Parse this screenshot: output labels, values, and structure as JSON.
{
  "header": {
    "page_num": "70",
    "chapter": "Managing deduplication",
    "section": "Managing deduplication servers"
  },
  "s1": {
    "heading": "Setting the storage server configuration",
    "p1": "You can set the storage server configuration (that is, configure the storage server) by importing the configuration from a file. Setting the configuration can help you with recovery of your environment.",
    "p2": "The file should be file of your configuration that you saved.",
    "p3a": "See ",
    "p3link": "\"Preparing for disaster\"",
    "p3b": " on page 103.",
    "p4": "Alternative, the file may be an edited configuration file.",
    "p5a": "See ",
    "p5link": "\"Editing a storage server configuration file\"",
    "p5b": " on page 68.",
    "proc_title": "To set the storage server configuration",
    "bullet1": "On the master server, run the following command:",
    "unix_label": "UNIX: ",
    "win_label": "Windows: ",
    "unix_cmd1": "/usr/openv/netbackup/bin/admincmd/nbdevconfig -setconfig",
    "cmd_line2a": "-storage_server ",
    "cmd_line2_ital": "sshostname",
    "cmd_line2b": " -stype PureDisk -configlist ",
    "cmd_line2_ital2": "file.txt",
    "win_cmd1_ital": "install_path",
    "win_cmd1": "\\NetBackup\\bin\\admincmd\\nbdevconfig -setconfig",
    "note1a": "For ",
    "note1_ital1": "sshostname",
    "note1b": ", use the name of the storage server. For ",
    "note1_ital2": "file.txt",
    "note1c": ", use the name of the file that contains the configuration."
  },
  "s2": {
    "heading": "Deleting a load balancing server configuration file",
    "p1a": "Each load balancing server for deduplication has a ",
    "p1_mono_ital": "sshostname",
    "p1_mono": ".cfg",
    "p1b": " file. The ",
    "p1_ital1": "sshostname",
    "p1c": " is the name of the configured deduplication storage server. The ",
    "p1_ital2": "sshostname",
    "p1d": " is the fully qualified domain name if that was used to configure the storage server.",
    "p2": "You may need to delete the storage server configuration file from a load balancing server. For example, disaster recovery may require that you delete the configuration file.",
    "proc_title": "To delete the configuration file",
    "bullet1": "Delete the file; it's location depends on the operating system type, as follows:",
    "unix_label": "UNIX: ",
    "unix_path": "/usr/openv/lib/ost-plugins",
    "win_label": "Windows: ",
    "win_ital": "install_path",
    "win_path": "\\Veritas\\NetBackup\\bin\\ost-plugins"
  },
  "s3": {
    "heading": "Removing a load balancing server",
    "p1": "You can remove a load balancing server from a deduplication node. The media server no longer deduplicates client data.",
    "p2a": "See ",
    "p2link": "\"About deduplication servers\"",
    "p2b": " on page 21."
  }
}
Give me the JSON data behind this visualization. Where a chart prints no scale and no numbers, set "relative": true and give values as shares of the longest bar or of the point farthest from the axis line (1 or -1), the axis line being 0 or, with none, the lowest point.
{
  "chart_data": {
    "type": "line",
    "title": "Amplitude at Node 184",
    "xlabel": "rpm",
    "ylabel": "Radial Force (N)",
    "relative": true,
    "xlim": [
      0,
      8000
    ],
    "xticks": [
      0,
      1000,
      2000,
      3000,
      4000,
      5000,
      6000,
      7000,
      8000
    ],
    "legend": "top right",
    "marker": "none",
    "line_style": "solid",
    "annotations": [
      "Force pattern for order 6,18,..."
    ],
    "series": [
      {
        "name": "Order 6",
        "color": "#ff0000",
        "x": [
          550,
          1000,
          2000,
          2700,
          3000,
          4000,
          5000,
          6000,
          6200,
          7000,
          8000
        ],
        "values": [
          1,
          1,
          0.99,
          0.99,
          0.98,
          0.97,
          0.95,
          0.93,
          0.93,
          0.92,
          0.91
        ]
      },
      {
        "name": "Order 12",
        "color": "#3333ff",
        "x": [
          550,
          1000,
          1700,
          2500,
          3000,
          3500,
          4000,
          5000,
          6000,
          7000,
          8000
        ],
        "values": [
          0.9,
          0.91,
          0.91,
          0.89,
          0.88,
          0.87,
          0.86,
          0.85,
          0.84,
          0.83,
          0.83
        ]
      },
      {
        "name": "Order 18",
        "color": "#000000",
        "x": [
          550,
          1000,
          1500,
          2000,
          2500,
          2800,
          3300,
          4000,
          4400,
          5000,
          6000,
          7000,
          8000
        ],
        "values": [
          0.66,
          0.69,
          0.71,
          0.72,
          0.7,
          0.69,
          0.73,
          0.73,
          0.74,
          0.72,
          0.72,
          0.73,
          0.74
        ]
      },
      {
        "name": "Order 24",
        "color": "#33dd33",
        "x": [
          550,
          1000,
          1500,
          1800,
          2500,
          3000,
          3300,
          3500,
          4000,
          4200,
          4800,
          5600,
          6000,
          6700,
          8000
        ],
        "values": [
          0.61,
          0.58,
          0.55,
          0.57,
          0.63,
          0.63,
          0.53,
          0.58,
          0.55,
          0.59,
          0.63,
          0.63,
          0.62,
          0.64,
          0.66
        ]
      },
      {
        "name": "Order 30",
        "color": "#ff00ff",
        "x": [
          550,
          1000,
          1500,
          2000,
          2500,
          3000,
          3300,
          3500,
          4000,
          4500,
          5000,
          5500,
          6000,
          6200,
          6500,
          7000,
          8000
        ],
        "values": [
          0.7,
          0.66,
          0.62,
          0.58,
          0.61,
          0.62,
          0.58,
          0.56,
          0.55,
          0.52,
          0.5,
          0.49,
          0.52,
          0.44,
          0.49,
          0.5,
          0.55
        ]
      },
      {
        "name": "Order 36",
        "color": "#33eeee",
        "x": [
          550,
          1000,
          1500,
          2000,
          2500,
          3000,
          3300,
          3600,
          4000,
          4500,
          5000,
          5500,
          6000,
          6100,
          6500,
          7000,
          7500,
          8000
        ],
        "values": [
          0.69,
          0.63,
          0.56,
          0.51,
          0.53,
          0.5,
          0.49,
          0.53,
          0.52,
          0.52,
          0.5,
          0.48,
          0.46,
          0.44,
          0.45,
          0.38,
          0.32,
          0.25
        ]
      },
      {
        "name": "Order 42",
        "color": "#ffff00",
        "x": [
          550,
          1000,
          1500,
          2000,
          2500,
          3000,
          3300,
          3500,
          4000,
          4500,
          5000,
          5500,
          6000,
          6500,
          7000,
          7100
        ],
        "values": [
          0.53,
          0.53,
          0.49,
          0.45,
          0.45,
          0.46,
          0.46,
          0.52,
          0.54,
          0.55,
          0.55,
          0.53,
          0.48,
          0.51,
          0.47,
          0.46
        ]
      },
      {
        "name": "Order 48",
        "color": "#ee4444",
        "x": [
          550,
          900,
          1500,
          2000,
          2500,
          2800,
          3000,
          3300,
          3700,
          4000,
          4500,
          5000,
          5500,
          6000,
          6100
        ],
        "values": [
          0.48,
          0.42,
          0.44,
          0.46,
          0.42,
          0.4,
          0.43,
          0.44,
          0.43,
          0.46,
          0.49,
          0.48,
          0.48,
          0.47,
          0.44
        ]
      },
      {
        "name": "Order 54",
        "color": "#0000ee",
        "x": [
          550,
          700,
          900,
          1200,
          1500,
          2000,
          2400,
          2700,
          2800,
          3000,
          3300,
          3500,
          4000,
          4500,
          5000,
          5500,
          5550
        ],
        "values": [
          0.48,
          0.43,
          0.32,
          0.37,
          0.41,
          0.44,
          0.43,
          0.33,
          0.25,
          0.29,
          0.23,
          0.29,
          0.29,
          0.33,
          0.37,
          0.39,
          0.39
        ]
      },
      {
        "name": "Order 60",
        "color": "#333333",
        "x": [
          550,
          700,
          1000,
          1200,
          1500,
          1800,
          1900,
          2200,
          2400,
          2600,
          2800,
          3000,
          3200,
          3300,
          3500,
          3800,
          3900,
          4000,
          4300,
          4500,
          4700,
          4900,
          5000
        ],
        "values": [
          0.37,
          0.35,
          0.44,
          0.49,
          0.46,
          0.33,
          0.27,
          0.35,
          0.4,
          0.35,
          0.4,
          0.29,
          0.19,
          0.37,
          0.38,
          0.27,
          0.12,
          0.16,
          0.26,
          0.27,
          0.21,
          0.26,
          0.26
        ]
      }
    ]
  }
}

Exercise aim: Gather up, from the records above, each line where the word "heading" appears.

Answer to the exercise:
    "heading": "Setting the storage server configuration",
    "heading": "Deleting a load balancing server configuration file",
    "heading": "Removing a load balancing server",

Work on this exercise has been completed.